## Begin Record list
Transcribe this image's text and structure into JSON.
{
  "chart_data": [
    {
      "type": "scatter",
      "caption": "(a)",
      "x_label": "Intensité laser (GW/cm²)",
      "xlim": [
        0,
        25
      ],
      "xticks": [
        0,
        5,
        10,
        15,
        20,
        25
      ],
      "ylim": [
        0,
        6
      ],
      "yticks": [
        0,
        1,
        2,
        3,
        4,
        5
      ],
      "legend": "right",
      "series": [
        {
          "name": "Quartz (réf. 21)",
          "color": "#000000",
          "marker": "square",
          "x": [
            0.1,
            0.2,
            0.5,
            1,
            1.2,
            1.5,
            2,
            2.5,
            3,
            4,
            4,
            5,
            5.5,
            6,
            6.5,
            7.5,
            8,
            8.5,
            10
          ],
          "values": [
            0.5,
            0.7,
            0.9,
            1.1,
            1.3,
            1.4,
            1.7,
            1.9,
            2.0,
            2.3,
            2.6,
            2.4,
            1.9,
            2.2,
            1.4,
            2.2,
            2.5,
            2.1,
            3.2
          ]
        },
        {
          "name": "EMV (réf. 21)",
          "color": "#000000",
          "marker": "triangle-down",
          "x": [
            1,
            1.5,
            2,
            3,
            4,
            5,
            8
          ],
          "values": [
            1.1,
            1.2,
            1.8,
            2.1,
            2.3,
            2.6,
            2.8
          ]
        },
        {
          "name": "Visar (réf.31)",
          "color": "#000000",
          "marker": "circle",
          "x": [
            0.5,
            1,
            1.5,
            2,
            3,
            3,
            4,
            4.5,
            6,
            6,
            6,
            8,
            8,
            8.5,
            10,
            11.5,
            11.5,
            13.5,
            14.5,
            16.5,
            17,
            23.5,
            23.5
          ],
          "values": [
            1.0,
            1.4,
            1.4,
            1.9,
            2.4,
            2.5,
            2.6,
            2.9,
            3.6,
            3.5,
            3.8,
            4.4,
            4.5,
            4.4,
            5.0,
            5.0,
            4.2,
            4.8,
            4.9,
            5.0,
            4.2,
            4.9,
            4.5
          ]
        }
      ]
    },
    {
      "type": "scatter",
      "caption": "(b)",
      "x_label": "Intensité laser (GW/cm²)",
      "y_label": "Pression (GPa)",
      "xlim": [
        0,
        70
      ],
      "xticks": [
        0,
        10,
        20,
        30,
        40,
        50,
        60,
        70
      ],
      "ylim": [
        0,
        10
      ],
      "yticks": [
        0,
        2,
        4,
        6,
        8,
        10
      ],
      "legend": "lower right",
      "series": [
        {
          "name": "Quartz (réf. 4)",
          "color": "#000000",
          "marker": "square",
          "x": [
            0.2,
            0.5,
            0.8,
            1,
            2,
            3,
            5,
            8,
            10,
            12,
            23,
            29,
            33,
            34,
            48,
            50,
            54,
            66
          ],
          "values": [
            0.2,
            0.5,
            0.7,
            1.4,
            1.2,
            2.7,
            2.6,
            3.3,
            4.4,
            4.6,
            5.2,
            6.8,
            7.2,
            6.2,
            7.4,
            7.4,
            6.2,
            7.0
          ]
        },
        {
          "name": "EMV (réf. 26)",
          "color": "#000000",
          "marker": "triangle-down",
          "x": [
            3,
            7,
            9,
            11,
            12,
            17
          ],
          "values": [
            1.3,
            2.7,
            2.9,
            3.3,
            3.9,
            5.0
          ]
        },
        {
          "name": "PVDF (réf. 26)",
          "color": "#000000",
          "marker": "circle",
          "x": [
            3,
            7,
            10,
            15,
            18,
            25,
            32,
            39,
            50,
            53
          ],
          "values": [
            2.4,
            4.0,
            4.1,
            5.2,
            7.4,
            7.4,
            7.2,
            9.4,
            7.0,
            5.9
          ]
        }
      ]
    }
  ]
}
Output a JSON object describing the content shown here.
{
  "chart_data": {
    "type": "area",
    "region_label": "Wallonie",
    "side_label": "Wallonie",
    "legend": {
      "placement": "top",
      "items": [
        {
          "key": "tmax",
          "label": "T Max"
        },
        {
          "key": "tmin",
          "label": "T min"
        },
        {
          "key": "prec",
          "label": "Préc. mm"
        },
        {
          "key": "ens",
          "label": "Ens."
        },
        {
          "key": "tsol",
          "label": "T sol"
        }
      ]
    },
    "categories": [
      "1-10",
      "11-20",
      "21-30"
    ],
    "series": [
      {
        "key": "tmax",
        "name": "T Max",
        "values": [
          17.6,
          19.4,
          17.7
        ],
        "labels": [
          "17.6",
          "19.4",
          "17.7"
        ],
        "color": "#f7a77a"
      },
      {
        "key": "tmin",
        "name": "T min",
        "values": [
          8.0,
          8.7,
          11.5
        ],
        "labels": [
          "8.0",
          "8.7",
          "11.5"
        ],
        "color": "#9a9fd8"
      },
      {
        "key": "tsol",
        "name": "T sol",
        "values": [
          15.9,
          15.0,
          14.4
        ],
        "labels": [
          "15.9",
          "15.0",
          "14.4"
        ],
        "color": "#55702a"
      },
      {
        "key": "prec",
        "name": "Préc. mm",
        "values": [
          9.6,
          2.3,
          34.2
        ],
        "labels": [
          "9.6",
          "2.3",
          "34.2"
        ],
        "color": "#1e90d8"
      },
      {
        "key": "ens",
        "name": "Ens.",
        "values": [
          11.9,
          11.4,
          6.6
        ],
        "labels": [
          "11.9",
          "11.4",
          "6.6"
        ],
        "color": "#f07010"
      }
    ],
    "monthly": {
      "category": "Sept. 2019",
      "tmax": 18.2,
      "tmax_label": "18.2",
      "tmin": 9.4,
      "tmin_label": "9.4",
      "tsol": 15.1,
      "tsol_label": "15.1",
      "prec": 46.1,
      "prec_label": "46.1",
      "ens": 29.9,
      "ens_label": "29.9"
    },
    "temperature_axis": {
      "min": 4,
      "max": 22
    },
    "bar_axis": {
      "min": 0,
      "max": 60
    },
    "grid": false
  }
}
## End Record list
Write the data back out verbatim.

Transcribe this image's text and structure into JSON.
{
  "chart_data": [
    {
      "type": "scatter",
      "caption": "(a)",
      "x_label": "Intensité laser (GW/cm²)",
      "xlim": [
        0,
        25
      ],
      "xticks": [
        0,
        5,
        10,
        15,
        20,
        25
      ],
      "ylim": [
        0,
        6
      ],
      "yticks": [
        0,
        1,
        2,
        3,
        4,
        5
      ],
      "legend": "right",
      "series": [
        {
          "name": "Quartz (réf. 21)",
          "color": "#000000",
          "marker": "square",
          "x": [
            0.1,
            0.2,
            0.5,
            1,
            1.2,
            1.5,
            2,
            2.5,
            3,
            4,
            4,
            5,
            5.5,
            6,
            6.5,
            7.5,
            8,
            8.5,
            10
          ],
          "values": [
            0.5,
            0.7,
            0.9,
            1.1,
            1.3,
            1.4,
            1.7,
            1.9,
            2.0,
            2.3,
            2.6,
            2.4,
            1.9,
            2.2,
            1.4,
            2.2,
            2.5,
            2.1,
            3.2
          ]
        },
        {
          "name": "EMV (réf. 21)",
          "color": "#000000",
          "marker": "triangle-down",
          "x": [
            1,
            1.5,
            2,
            3,
            4,
            5,
            8
          ],
          "values": [
            1.1,
            1.2,
            1.8,
            2.1,
            2.3,
            2.6,
            2.8
          ]
        },
        {
          "name": "Visar (réf.31)",
          "color": "#000000",
          "marker": "circle",
          "x": [
            0.5,
            1,
            1.5,
            2,
            3,
            3,
            4,
            4.5,
            6,
            6,
            6,
            8,
            8,
            8.5,
            10,
            11.5,
            11.5,
            13.5,
            14.5,
            16.5,
            17,
            23.5,
            23.5
          ],
          "values": [
            1.0,
            1.4,
            1.4,
            1.9,
            2.4,
            2.5,
            2.6,
            2.9,
            3.6,
            3.5,
            3.8,
            4.4,
            4.5,
            4.4,
            5.0,
            5.0,
            4.2,
            4.8,
            4.9,
            5.0,
            4.2,
            4.9,
            4.5
          ]
        }
      ]
    },
    {
      "type": "scatter",
      "caption": "(b)",
      "x_label": "Intensité laser (GW/cm²)",
      "y_label": "Pression (GPa)",
      "xlim": [
        0,
        70
      ],
      "xticks": [
        0,
        10,
        20,
        30,
        40,
        50,
        60,
        70
      ],
      "ylim": [
        0,
        10
      ],
      "yticks": [
        0,
        2,
        4,
        6,
        8,
        10
      ],
      "legend": "lower right",
      "series": [
        {
          "name": "Quartz (réf. 4)",
          "color": "#000000",
          "marker": "square",
          "x": [
            0.2,
            0.5,
            0.8,
            1,
            2,
            3,
            5,
            8,
            10,
            12,
            23,
            29,
            33,
            34,
            48,
            50,
            54,
            66
          ],
          "values": [
            0.2,
            0.5,
            0.7,
            1.4,
            1.2,
            2.7,
            2.6,
            3.3,
            4.4,
            4.6,
            5.2,
            6.8,
            7.2,
            6.2,
            7.4,
            7.4,
            6.2,
            7.0
          ]
        },
        {
          "name": "EMV (réf. 26)",
          "color": "#000000",
          "marker": "triangle-down",
          "x": [
            3,
            7,
            9,
            11,
            12,
            17
          ],
          "values": [
            1.3,
            2.7,
            2.9,
            3.3,
            3.9,
            5.0
          ]
        },
        {
          "name": "PVDF (réf. 26)",
          "color": "#000000",
          "marker": "circle",
          "x": [
            3,
            7,
            10,
            15,
            18,
            25,
            32,
            39,
            50,
            53
          ],
          "values": [
            2.4,
            4.0,
            4.1,
            5.2,
            7.4,
            7.4,
            7.2,
            9.4,
            7.0,
            5.9
          ]
        }
      ]
    }
  ]
}
Output a JSON object describing the content shown here.
{
  "chart_data": {
    "type": "area",
    "region_label": "Wallonie",
    "side_label": "Wallonie",
    "legend": {
      "placement": "top",
      "items": [
        {
          "key": "tmax",
          "label": "T Max"
        },
        {
          "key": "tmin",
          "label": "T min"
        },
        {
          "key": "prec",
          "label": "Préc. mm"
        },
        {
          "key": "ens",
          "label": "Ens."
        },
        {
          "key": "tsol",
          "label": "T sol"
        }
      ]
    },
    "categories": [
      "1-10",
      "11-20",
      "21-30"
    ],
    "series": [
      {
        "key": "tmax",
        "name": "T Max",
        "values": [
          17.6,
          19.4,
          17.7
        ],
        "labels": [
          "17.6",
          "19.4",
          "17.7"
        ],
        "color": "#f7a77a"
      },
      {
        "key": "tmin",
        "name": "T min",
        "values": [
          8.0,
          8.7,
          11.5
        ],
        "labels": [
          "8.0",
          "8.7",
          "11.5"
        ],
        "color": "#9a9fd8"
      },
      {
        "key": "tsol",
        "name": "T sol",
        "values": [
          15.9,
          15.0,
          14.4
        ],
        "labels": [
          "15.9",
          "15.0",
          "14.4"
        ],
        "color": "#55702a"
      },
      {
        "key": "prec",
        "name": "Préc. mm",
        "values": [
          9.6,
          2.3,
          34.2
        ],
        "labels": [
          "9.6",
          "2.3",
          "34.2"
        ],
        "color": "#1e90d8"
      },
      {
        "key": "ens",
        "name": "Ens.",
        "values": [
          11.9,
          11.4,
          6.6
        ],
        "labels": [
          "11.9",
          "11.4",
          "6.6"
        ],
        "color": "#f07010"
      }
    ],
    "monthly": {
      "category": "Sept. 2019",
      "tmax": 18.2,
      "tmax_label": "18.2",
      "tmin": 9.4,
      "tmin_label": "9.4",
      "tsol": 15.1,
      "tsol_label": "15.1",
      "prec": 46.1,
      "prec_label": "46.1",
      "ens": 29.9,
      "ens_label": "29.9"
    },
    "temperature_axis": {
      "min": 4,
      "max": 22
    },
    "bar_axis": {
      "min": 0,
      "max": 60
    },
    "grid": false
  }
}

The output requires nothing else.